**Instruction:** Copy exactly the lines from the "Extract all readable text from this page." line to the end, both included, and nothing else.

##############################

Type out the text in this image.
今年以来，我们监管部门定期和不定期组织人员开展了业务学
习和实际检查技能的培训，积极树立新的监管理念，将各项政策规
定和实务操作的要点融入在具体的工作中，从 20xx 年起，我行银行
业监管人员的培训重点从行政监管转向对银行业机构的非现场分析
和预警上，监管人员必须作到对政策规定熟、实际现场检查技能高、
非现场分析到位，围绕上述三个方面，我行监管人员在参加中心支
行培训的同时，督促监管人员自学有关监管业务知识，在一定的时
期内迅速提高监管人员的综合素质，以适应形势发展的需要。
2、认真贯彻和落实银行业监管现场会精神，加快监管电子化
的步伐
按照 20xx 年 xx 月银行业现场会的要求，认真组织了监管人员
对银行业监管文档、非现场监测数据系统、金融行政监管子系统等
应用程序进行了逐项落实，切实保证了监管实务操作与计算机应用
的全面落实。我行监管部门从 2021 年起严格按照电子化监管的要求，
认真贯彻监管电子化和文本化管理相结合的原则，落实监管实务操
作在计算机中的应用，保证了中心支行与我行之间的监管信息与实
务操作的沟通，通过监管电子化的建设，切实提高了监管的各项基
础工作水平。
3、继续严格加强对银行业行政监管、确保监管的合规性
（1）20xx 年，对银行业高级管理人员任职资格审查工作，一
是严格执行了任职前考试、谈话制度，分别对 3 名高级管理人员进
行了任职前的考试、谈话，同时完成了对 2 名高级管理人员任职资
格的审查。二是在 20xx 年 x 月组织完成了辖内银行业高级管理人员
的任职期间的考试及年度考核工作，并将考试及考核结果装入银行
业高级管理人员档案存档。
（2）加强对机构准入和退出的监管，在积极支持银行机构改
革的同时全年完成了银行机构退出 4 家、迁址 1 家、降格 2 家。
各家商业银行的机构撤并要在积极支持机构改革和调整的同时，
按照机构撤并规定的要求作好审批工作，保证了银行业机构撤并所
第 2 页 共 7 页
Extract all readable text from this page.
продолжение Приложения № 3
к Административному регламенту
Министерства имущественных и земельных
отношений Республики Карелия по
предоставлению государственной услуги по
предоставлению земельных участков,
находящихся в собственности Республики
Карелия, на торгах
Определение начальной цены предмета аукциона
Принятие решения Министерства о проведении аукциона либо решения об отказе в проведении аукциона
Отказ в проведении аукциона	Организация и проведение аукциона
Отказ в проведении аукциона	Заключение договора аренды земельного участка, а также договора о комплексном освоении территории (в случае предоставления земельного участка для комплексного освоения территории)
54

##############################

**Written answer:**
Extract all readable text from this page.
продолжение Приложения № 3
к Административному регламенту
Министерства имущественных и земельных
отношений Республики Карелия по
предоставлению государственной услуги по
предоставлению земельных участков,
находящихся в собственности Республики
Карелия, на торгах
Определение начальной цены предмета аукциона
Принятие решения Министерства о проведении аукциона либо решения об отказе в проведении аукциона
Отказ в проведении аукциона	Организация и проведение аукциона
Отказ в проведении аукциона	Заключение договора аренды земельного участка, а также договора о комплексном освоении территории (в случае предоставления земельного участка для комплексного освоения территории)
54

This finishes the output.